**Required task:**
Among the lines below, count those containing the word "this". Give the number only.

**Supplied records:**
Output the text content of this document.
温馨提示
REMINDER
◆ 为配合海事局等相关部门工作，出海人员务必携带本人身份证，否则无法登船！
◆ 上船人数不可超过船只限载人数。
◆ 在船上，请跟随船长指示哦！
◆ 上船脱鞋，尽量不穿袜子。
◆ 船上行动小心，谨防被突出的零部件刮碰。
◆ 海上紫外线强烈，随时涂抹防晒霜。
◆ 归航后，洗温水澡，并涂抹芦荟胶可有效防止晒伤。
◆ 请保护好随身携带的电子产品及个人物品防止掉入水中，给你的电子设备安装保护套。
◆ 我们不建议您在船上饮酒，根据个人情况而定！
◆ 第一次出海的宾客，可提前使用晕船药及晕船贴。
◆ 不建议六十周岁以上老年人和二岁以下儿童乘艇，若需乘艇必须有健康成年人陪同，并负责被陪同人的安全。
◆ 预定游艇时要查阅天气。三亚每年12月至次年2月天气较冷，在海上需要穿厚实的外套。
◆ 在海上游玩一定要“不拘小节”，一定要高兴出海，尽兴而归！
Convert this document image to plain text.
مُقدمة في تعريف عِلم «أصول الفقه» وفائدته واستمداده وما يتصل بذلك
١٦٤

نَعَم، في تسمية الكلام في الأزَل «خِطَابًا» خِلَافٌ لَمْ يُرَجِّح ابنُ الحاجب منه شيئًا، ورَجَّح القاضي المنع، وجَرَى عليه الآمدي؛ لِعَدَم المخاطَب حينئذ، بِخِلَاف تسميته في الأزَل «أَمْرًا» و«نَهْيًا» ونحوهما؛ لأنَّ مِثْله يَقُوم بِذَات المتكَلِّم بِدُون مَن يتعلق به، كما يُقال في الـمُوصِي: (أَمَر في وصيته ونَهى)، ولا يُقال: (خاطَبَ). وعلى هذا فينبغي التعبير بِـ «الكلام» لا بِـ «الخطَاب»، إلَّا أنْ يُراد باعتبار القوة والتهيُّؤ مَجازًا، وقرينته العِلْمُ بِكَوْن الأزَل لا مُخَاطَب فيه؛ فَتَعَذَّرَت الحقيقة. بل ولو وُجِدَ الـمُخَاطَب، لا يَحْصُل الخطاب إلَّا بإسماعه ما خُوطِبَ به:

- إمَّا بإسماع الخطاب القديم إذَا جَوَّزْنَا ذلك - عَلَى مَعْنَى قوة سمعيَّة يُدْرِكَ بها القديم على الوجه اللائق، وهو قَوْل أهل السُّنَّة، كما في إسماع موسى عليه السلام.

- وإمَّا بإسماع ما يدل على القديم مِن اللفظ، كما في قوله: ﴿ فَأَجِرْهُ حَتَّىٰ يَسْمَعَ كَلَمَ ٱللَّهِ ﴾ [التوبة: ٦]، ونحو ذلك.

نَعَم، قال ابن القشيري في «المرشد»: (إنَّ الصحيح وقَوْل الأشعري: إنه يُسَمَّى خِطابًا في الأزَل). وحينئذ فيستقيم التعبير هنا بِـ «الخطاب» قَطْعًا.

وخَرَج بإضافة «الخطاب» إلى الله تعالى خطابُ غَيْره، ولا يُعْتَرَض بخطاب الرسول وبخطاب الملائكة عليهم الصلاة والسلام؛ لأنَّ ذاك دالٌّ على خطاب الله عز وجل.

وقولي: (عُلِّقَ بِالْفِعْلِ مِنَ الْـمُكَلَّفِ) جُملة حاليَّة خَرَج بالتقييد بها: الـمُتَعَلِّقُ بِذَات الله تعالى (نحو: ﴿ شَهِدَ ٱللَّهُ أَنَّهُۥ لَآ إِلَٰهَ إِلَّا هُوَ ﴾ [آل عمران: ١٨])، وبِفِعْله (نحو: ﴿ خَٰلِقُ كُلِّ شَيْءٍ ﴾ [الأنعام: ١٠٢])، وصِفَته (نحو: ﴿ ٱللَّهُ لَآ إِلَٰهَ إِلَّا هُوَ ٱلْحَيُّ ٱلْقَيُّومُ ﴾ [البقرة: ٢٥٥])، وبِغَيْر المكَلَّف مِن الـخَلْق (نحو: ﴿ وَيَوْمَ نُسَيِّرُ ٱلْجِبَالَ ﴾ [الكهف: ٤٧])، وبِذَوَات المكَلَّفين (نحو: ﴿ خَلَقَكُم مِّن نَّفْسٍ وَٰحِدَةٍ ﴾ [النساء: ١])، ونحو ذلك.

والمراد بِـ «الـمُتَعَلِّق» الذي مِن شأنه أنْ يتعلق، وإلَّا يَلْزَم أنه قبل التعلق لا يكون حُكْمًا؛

**Solution below:**
2